Extract each line bearing the word "Isothermal".

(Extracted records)
## Start

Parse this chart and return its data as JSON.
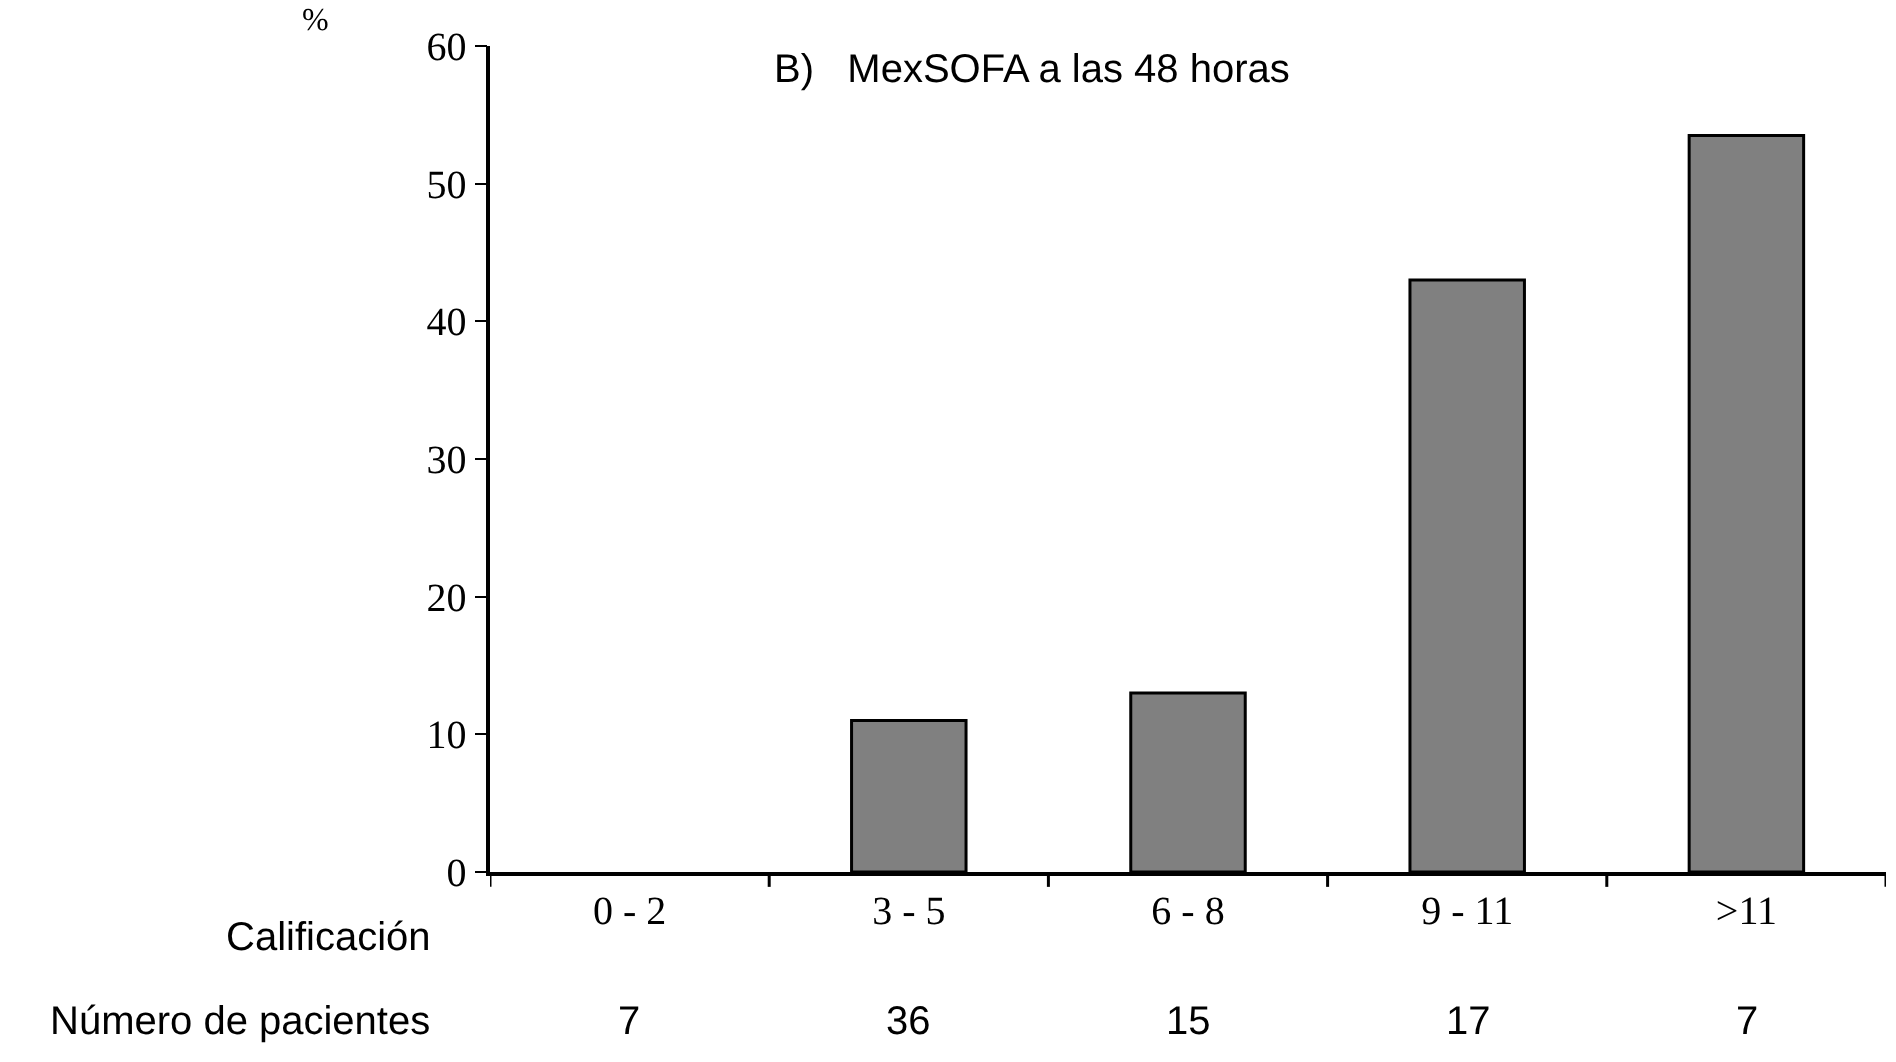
{
  "chart_data": {
    "type": "bar",
    "title": "B)   MexSOFA a las 48 horas",
    "ylabel": "%",
    "xlabel": "Calificación",
    "categories": [
      "0 - 2",
      "3 - 5",
      "6 - 8",
      "9 - 11",
      ">11"
    ],
    "values": [
      0,
      11,
      13,
      43,
      53.5
    ],
    "color": "#808080",
    "ylim": [
      0,
      60
    ],
    "yticks": [
      0,
      10,
      20,
      30,
      40,
      50,
      60
    ],
    "annotations": [
      "Número de pacientes",
      "7",
      "36",
      "15",
      "17",
      "7"
    ]
  }
}
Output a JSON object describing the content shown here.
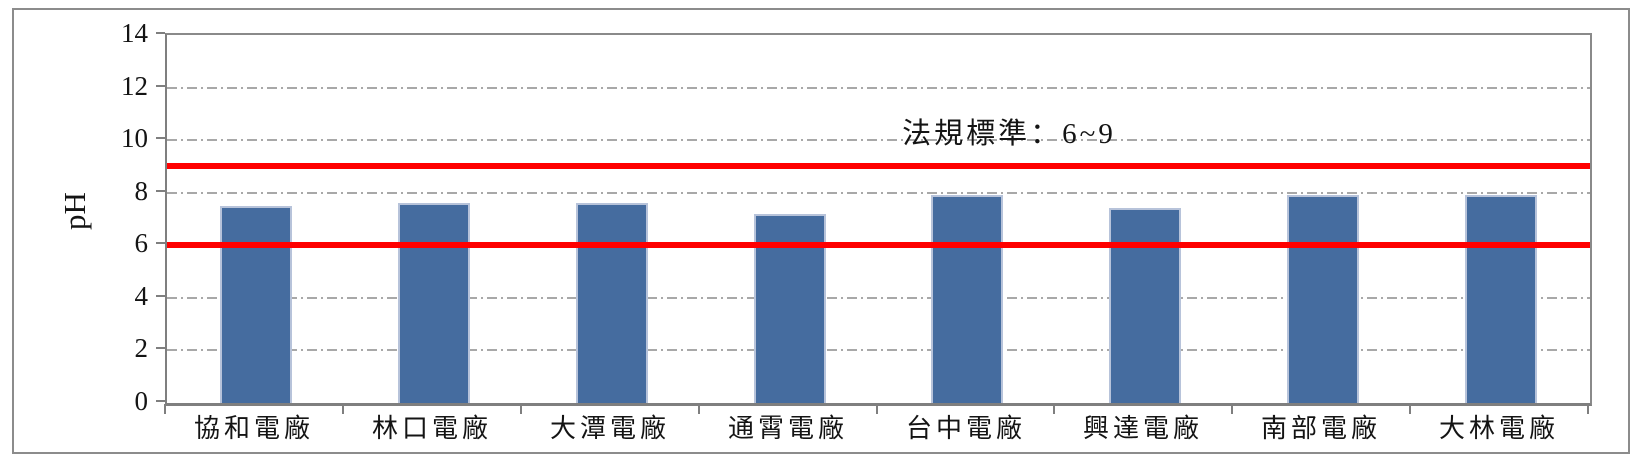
{
  "chart_data": {
    "type": "bar",
    "title": "",
    "categories": [
      "協和電廠",
      "林口電廠",
      "大潭電廠",
      "通霄電廠",
      "台中電廠",
      "興達電廠",
      "南部電廠",
      "大林電廠"
    ],
    "values": [
      7.5,
      7.6,
      7.6,
      7.2,
      7.9,
      7.4,
      7.9,
      7.9
    ],
    "xlabel": "",
    "ylabel": "pH",
    "ylim": [
      0,
      14
    ],
    "yticks": [
      0,
      2,
      4,
      6,
      8,
      10,
      12,
      14
    ],
    "grid": "horizontal dash-dot at major ticks",
    "legend": "none",
    "annotation": {
      "text": "法規標準：6~9"
    },
    "reference_lines": [
      {
        "name": "upper-limit",
        "value": 9,
        "color": "#FF0000"
      },
      {
        "name": "lower-limit",
        "value": 6,
        "color": "#FF0000"
      }
    ],
    "colors": {
      "bar_fill": "#456C9F",
      "bar_edge": "#B7C3DA",
      "reference_line": "#FF0000",
      "gridline": "#A8A8A8",
      "axis": "#7F7F7F",
      "plot_border": "#8A8A8A",
      "figure_frame": "#8C8C8C",
      "text": "#141414"
    }
  }
}
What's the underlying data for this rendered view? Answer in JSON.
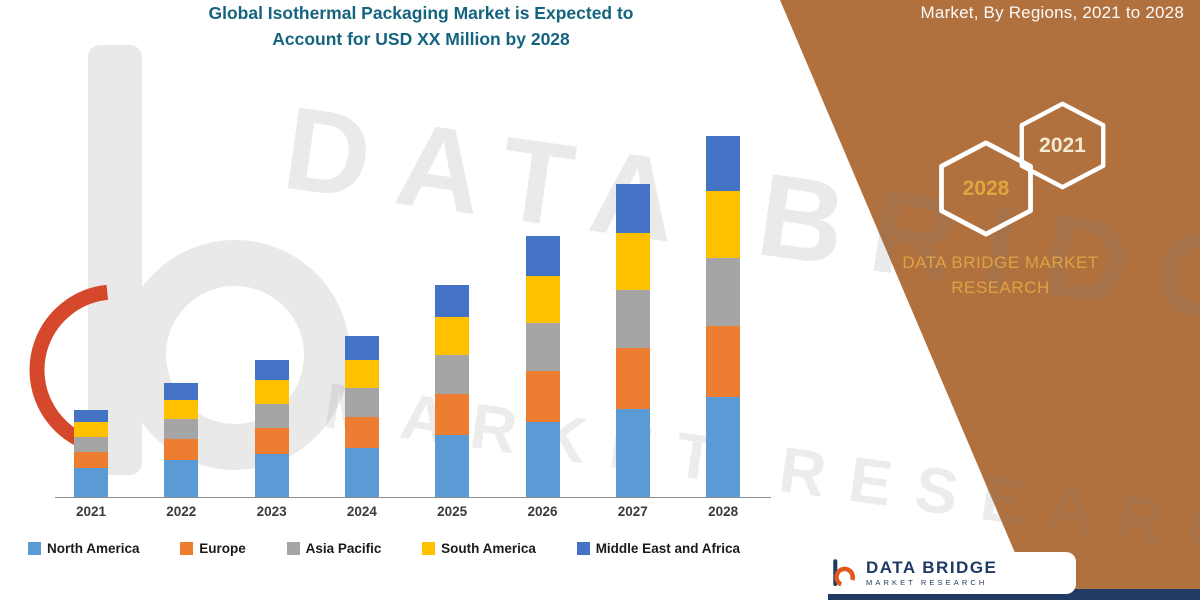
{
  "title": {
    "line1": "Global Isothermal Packaging Market is Expected to",
    "line2": "Account for USD XX Million by 2028"
  },
  "side_panel": {
    "heading": "Market, By Regions, 2021 to 2028",
    "hexagon_back_label": "2028",
    "hexagon_front_label": "2021",
    "brand_line1": "DATA BRIDGE MARKET",
    "brand_line2": "RESEARCH"
  },
  "watermark": {
    "line1": "DATA BRIDGE",
    "line2": "MARKET RESEARCH"
  },
  "footer": {
    "brand": "DATA BRIDGE",
    "brand_sub": "MARKET RESEARCH"
  },
  "colors": {
    "panel_brown": "#B1713E",
    "title_teal": "#15647F",
    "gold": "#DFA243",
    "navy": "#203A64",
    "logo_red": "#D6482C"
  },
  "chart_data": {
    "type": "bar",
    "stacked": true,
    "title": "Global Isothermal Packaging Market is Expected to Account for USD XX Million by 2028",
    "xlabel": "",
    "ylabel": "",
    "y_axis_visible": false,
    "grid": false,
    "legend_position": "bottom",
    "unit_note": "USD XX Million (axis values not shown; heights estimated in relative units)",
    "categories": [
      "2021",
      "2022",
      "2023",
      "2024",
      "2025",
      "2026",
      "2027",
      "2028"
    ],
    "series": [
      {
        "name": "North America",
        "color": "#5B9BD5",
        "values": [
          2.9,
          3.7,
          4.3,
          4.9,
          6.2,
          7.5,
          8.8,
          10.0
        ]
      },
      {
        "name": "Europe",
        "color": "#ED7D31",
        "values": [
          1.6,
          2.1,
          2.6,
          3.1,
          4.1,
          5.1,
          6.1,
          7.1
        ]
      },
      {
        "name": "Asia Pacific",
        "color": "#A5A5A5",
        "values": [
          1.5,
          2.0,
          2.4,
          2.9,
          3.9,
          4.8,
          5.8,
          6.8
        ]
      },
      {
        "name": "South America",
        "color": "#FFC000",
        "values": [
          1.5,
          1.9,
          2.4,
          2.8,
          3.8,
          4.7,
          5.7,
          6.7
        ]
      },
      {
        "name": "Middle East and Africa",
        "color": "#4472C4",
        "values": [
          1.2,
          1.7,
          2.0,
          2.4,
          3.2,
          4.0,
          4.9,
          5.5
        ]
      }
    ],
    "totals": [
      8.7,
      11.4,
      13.7,
      16.1,
      21.2,
      26.1,
      31.3,
      36.1
    ],
    "ylim": [
      0,
      40
    ]
  }
}
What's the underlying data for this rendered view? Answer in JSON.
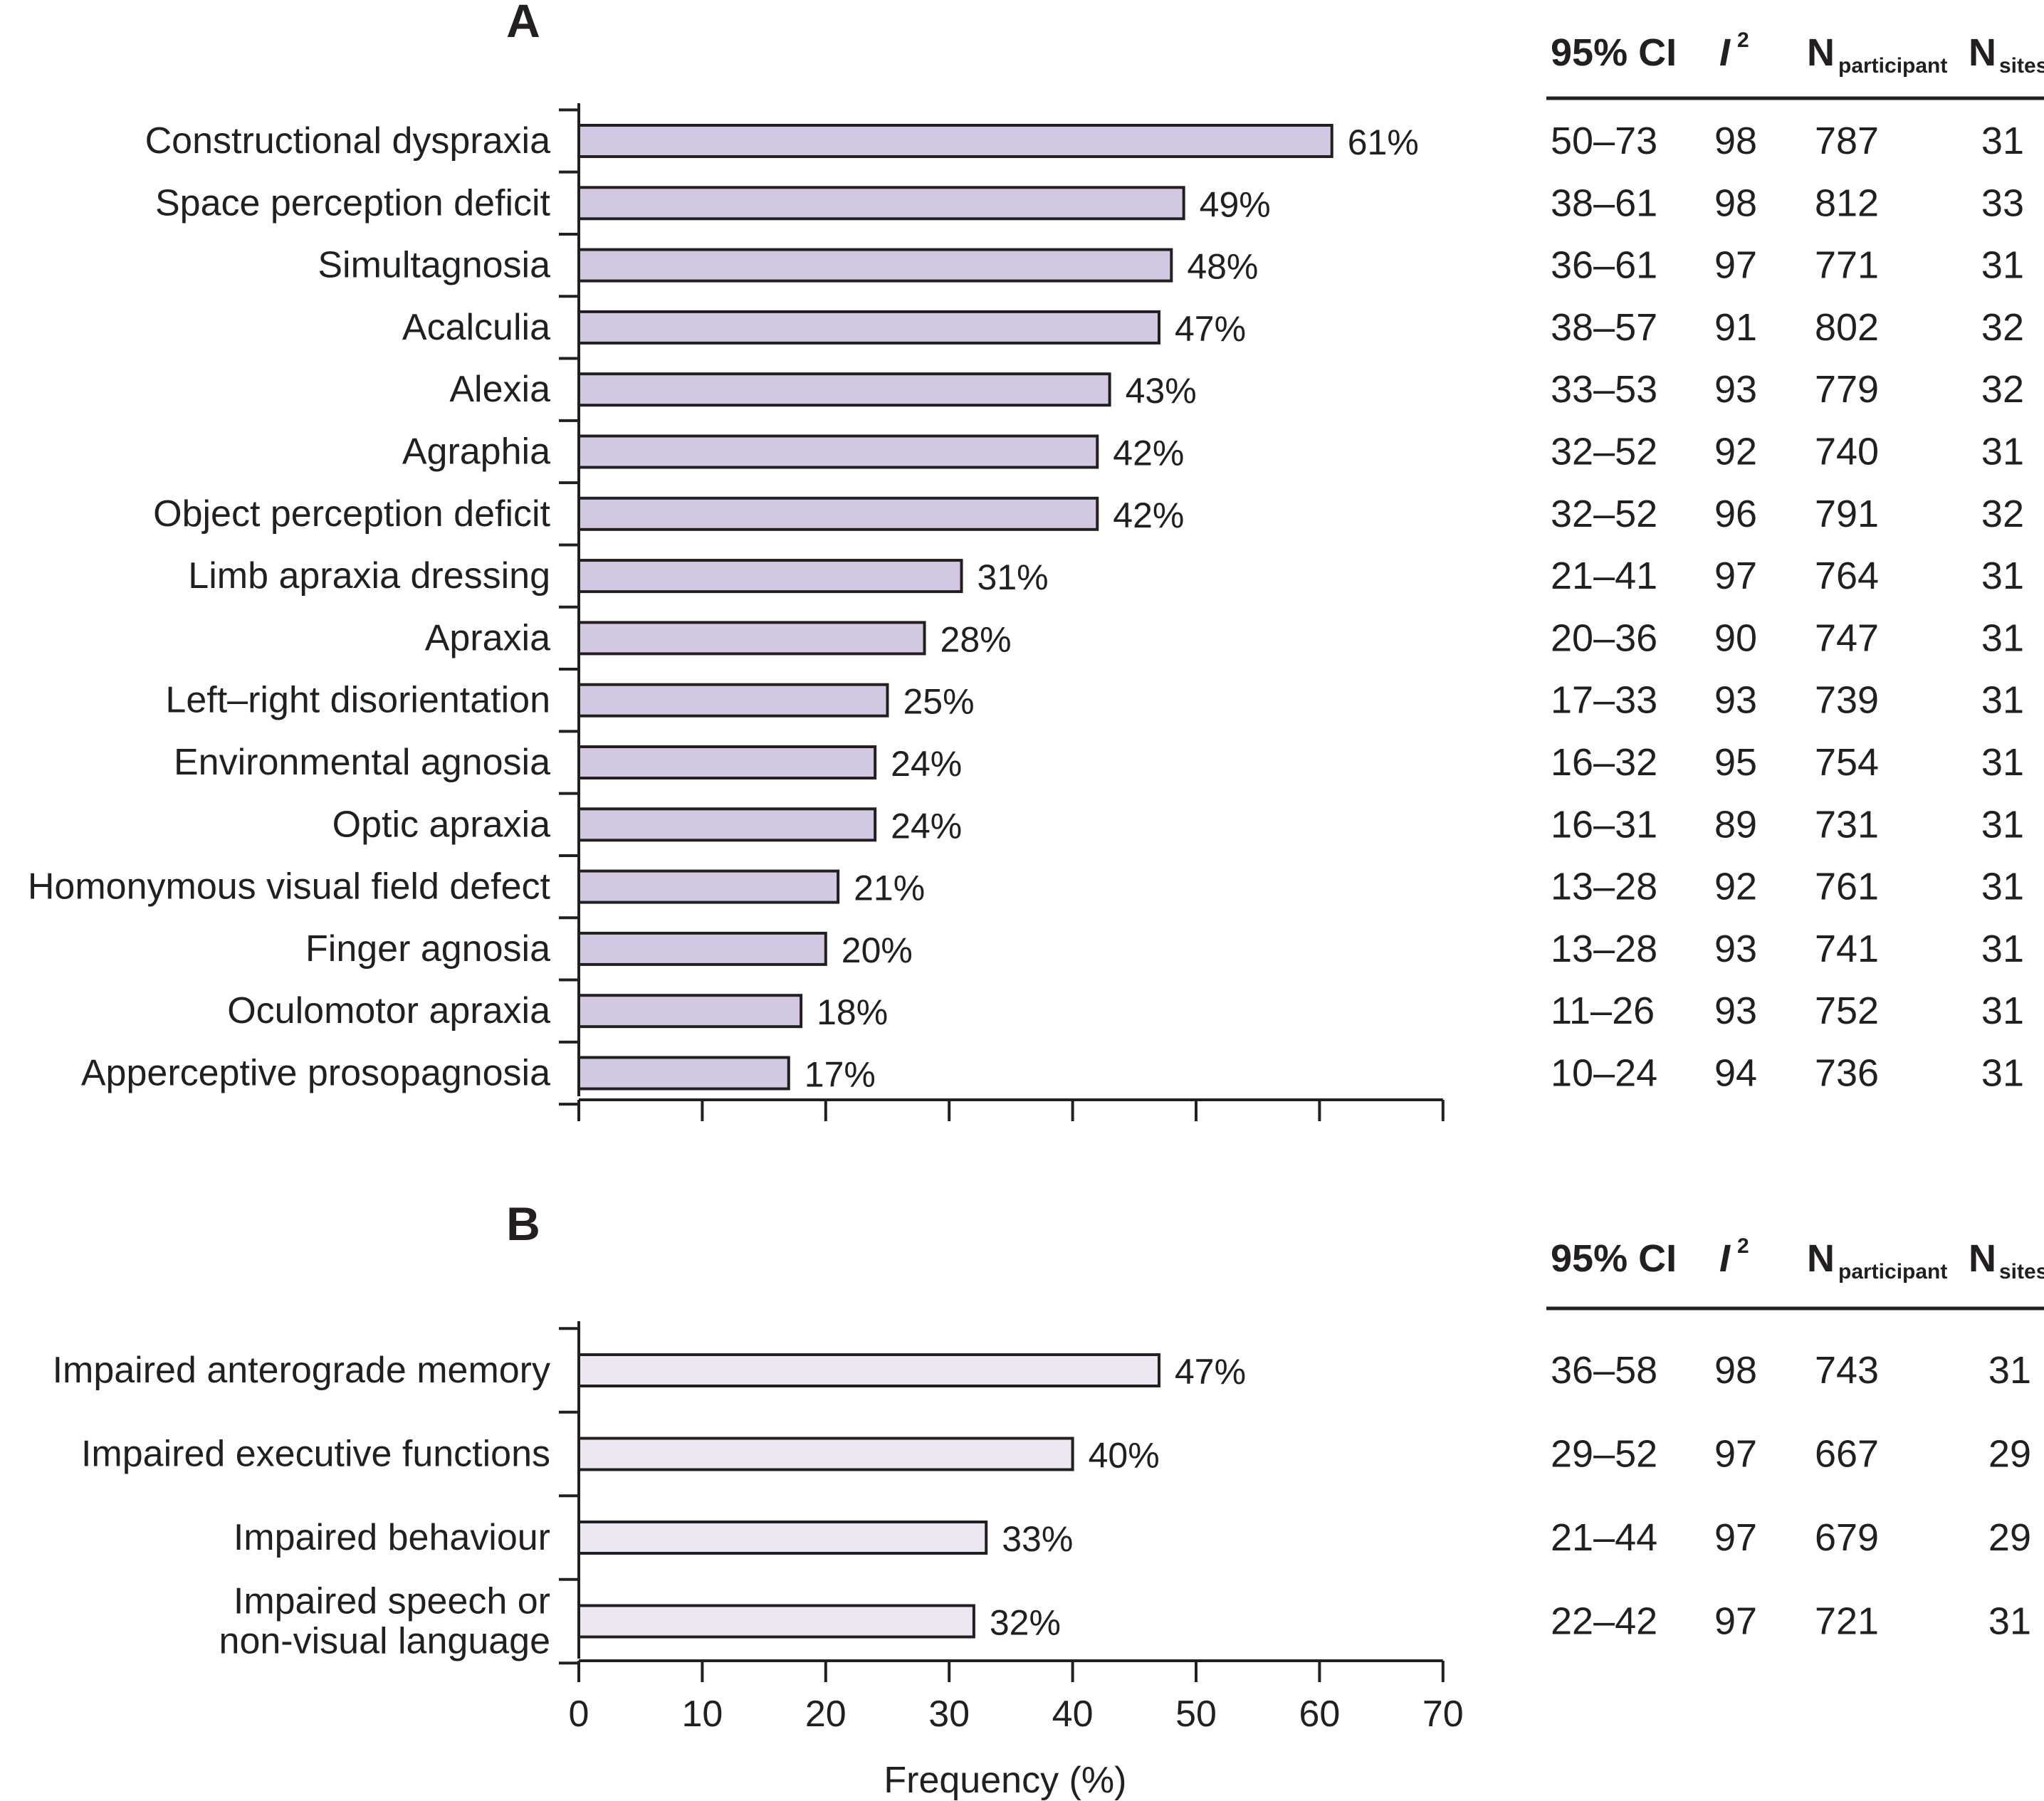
{
  "chart_data": [
    {
      "type": "bar",
      "orientation": "horizontal",
      "panel": "A",
      "bar_color": "#d3c8e2",
      "categories": [
        "Constructional dyspraxia",
        "Space perception deficit",
        "Simultagnosia",
        "Acalculia",
        "Alexia",
        "Agraphia",
        "Object perception deficit",
        "Limb apraxia dressing",
        "Apraxia",
        "Left–right disorientation",
        "Environmental agnosia",
        "Optic apraxia",
        "Homonymous visual field defect",
        "Finger agnosia",
        "Oculomotor apraxia",
        "Apperceptive prosopagnosia"
      ],
      "values": [
        61,
        49,
        48,
        47,
        43,
        42,
        42,
        31,
        28,
        25,
        24,
        24,
        21,
        20,
        18,
        17
      ],
      "value_labels": [
        "61%",
        "49%",
        "48%",
        "47%",
        "43%",
        "42%",
        "42%",
        "31%",
        "28%",
        "25%",
        "24%",
        "24%",
        "21%",
        "20%",
        "18%",
        "17%"
      ],
      "xlim": [
        0,
        70
      ],
      "table": {
        "headers": {
          "ci": "95% CI",
          "i2": "I",
          "i2_sup": "2",
          "np": "N",
          "np_sub": "participant",
          "ns": "N",
          "ns_sub": "sites"
        },
        "ci": [
          "50–73",
          "38–61",
          "36–61",
          "38–57",
          "33–53",
          "32–52",
          "32–52",
          "21–41",
          "20–36",
          "17–33",
          "16–32",
          "16–31",
          "13–28",
          "13–28",
          "11–26",
          "10–24"
        ],
        "i2": [
          "98",
          "98",
          "97",
          "91",
          "93",
          "92",
          "96",
          "97",
          "90",
          "93",
          "95",
          "89",
          "92",
          "93",
          "93",
          "94"
        ],
        "n_participant": [
          "787",
          "812",
          "771",
          "802",
          "779",
          "740",
          "791",
          "764",
          "747",
          "739",
          "754",
          "731",
          "761",
          "741",
          "752",
          "736"
        ],
        "n_sites": [
          "31",
          "33",
          "31",
          "32",
          "32",
          "31",
          "32",
          "31",
          "31",
          "31",
          "31",
          "31",
          "31",
          "31",
          "31",
          "31"
        ]
      }
    },
    {
      "type": "bar",
      "orientation": "horizontal",
      "panel": "B",
      "bar_color": "#ebe6f2",
      "categories": [
        "Impaired anterograde memory",
        "Impaired executive functions",
        "Impaired behaviour",
        "Impaired speech or\nnon-visual language"
      ],
      "values": [
        47,
        40,
        33,
        32
      ],
      "value_labels": [
        "47%",
        "40%",
        "33%",
        "32%"
      ],
      "xlim": [
        0,
        70
      ],
      "xticks": [
        "0",
        "10",
        "20",
        "30",
        "40",
        "50",
        "60",
        "70"
      ],
      "xlabel": "Frequency (%)",
      "table": {
        "headers": {
          "ci": "95% CI",
          "i2": "I",
          "i2_sup": "2",
          "np": "N",
          "np_sub": "participant",
          "ns": "N",
          "ns_sub": "sites"
        },
        "ci": [
          "36–58",
          "29–52",
          "21–44",
          "22–42"
        ],
        "i2": [
          "98",
          "97",
          "97",
          "97"
        ],
        "n_participant": [
          "743",
          "667",
          "679",
          "721"
        ],
        "n_sites": [
          "31",
          "29",
          "29",
          "31"
        ]
      }
    }
  ]
}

## End

» REPLY:
    "line1": "Global Isothermal Packaging Market is Expected to",
    "title": "Global Isothermal Packaging Market is Expected to Account for USD XX Million by 2028",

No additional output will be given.